__BRIEF 1__
In the records, swap every "bar-value-label" for "data-label" from the start of the records up to and including the line with "category-label: Central [273, 227, 304, 237]", and return those lines with nothing else changed.

** begin DOCUMENT TEXT **

US 5233928 A
The invention relates to a telescoped ammunition round, comprising a case (2) made from plastic material made up of a cylindrical casing (3a, 3b) and two end caps (4a, 4b) disposed at opposite ends of the casing (3a, 3b). The case (2) is advantageously formed from two half-cases (2a, 2b) with each end cap (4a, 4b) forming a single piece moulded with the associated half-case (2a, 2b) and comprising axial expansion devices (12a, 12b).
1. A telescoped ammunition round, comprising:
a plastic case comprising a first cylindrical half-case integrally formed with a front end cap as one-piece and a second cylindrical half-case integrally formed with a rear end cap as one-piece, said cylindrical first and second half-cases being joined to each other;
a projectile and a propulsive charge disposed within said plastic case;
an ignition device disposed within said plastic case for igniting the propulsive charge; and
a first axial expansion device provided between said first cylindrical half-case and said front end cap and a second axial expansion device provided between said second cylindrical half-case and said rear end cap, wherein said first and second axial expansion devices allow elongation of said ammunition round thereby avoiding rupture of said plastic case during firing.

** end DOCUMENT TEXT **

__BRIEF 2__
Reproduce the ammunition patent text word for word from "1. A telescoped" up to and including "case during firing.".

** begin INPUT FOR THIS TASK **

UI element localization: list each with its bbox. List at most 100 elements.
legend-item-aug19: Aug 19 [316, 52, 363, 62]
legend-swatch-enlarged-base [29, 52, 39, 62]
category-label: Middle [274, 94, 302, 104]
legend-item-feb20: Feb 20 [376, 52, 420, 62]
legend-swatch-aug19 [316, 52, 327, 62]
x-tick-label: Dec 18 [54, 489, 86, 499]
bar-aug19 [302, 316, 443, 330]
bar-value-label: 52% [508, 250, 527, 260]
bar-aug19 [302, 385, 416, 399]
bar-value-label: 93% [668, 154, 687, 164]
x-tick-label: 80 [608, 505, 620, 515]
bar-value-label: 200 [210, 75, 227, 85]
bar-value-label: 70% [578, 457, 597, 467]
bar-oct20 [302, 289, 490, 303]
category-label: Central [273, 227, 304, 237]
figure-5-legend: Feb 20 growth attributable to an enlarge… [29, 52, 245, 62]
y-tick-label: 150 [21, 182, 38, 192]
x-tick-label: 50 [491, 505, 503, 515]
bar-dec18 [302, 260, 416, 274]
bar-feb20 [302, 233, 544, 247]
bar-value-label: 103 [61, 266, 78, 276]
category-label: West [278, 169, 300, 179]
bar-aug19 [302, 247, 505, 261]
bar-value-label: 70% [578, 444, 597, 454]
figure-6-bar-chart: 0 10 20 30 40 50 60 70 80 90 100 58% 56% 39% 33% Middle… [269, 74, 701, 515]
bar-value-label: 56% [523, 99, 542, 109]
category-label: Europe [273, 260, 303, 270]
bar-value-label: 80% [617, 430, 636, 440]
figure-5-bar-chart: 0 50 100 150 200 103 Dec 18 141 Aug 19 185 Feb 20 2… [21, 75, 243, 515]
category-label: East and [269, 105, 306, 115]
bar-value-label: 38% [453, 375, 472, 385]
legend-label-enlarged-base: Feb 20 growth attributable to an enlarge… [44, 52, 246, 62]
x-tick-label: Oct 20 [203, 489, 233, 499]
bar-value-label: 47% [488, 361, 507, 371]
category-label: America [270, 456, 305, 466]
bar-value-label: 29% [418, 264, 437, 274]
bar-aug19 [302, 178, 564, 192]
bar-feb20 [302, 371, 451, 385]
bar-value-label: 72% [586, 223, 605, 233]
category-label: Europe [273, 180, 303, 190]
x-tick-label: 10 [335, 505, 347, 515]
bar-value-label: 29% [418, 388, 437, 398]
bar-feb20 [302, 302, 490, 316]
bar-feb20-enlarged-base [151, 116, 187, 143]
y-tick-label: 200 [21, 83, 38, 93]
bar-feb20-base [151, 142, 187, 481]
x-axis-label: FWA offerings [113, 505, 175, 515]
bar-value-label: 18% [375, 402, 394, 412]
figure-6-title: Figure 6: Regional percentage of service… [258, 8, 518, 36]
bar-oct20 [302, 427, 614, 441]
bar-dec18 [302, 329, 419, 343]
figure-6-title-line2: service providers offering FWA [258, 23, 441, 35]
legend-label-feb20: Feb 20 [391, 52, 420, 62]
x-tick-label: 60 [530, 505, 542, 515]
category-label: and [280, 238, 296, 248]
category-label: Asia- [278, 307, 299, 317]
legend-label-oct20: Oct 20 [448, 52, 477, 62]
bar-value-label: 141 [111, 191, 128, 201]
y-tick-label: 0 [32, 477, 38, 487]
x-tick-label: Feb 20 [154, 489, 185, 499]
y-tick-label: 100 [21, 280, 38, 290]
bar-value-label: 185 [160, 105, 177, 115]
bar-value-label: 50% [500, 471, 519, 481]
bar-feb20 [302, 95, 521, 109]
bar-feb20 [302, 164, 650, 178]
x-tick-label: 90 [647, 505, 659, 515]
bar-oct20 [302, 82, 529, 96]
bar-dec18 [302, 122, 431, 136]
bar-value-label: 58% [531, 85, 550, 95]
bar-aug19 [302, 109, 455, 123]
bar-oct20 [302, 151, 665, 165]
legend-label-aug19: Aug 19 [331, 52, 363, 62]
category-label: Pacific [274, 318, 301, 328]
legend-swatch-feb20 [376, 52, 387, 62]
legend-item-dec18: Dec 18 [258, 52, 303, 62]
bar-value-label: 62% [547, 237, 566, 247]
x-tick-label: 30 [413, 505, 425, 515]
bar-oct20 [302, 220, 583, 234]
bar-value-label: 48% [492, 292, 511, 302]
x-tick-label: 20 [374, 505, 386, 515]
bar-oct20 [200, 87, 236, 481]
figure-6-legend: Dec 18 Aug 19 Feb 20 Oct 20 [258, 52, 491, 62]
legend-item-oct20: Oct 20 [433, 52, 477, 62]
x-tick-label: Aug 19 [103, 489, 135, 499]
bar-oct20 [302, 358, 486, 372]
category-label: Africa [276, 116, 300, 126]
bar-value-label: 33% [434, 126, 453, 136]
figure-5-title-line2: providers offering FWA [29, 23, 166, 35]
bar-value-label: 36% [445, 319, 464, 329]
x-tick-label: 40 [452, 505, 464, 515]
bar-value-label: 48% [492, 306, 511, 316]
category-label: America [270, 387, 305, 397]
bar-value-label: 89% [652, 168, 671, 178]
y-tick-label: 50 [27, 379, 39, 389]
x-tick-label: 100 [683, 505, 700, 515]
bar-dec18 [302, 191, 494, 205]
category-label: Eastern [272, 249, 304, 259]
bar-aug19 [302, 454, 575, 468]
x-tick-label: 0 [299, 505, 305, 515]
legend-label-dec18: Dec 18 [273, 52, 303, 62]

** end INPUT FOR THIS TASK **

__EXPECTED ANSWER 1__
UI element localization: list each with its bbox. List at most 100 elements.
legend-item-aug19: Aug 19 [316, 52, 363, 62]
legend-swatch-enlarged-base [29, 52, 39, 62]
category-label: Middle [274, 94, 302, 104]
legend-item-feb20: Feb 20 [376, 52, 420, 62]
legend-swatch-aug19 [316, 52, 327, 62]
x-tick-label: Dec 18 [54, 489, 86, 499]
bar-aug19 [302, 316, 443, 330]
data-label: 52% [508, 250, 527, 260]
bar-aug19 [302, 385, 416, 399]
data-label: 93% [668, 154, 687, 164]
x-tick-label: 80 [608, 505, 620, 515]
data-label: 200 [210, 75, 227, 85]
data-label: 70% [578, 457, 597, 467]
bar-oct20 [302, 289, 490, 303]
category-label: Central [273, 227, 304, 237]

__EXPECTED ANSWER 2__
1. A telescoped ammunition round, comprising:
a plastic case comprising a first cylindrical half-case integrally formed with a front end cap as one-piece and a second cylindrical half-case integrally formed with a rear end cap as one-piece, said cylindrical first and second half-cases being joined to each other;
a projectile and a propulsive charge disposed within said plastic case;
an ignition device disposed within said plastic case for igniting the propulsive charge; and
a first axial expansion device provided between said first cylindrical half-case and said front end cap and a second axial expansion device provided between said second cylindrical half-case and said rear end cap, wherein said first and second axial expansion devices allow elongation of said ammunition round thereby avoiding rupture of said plastic case during firing.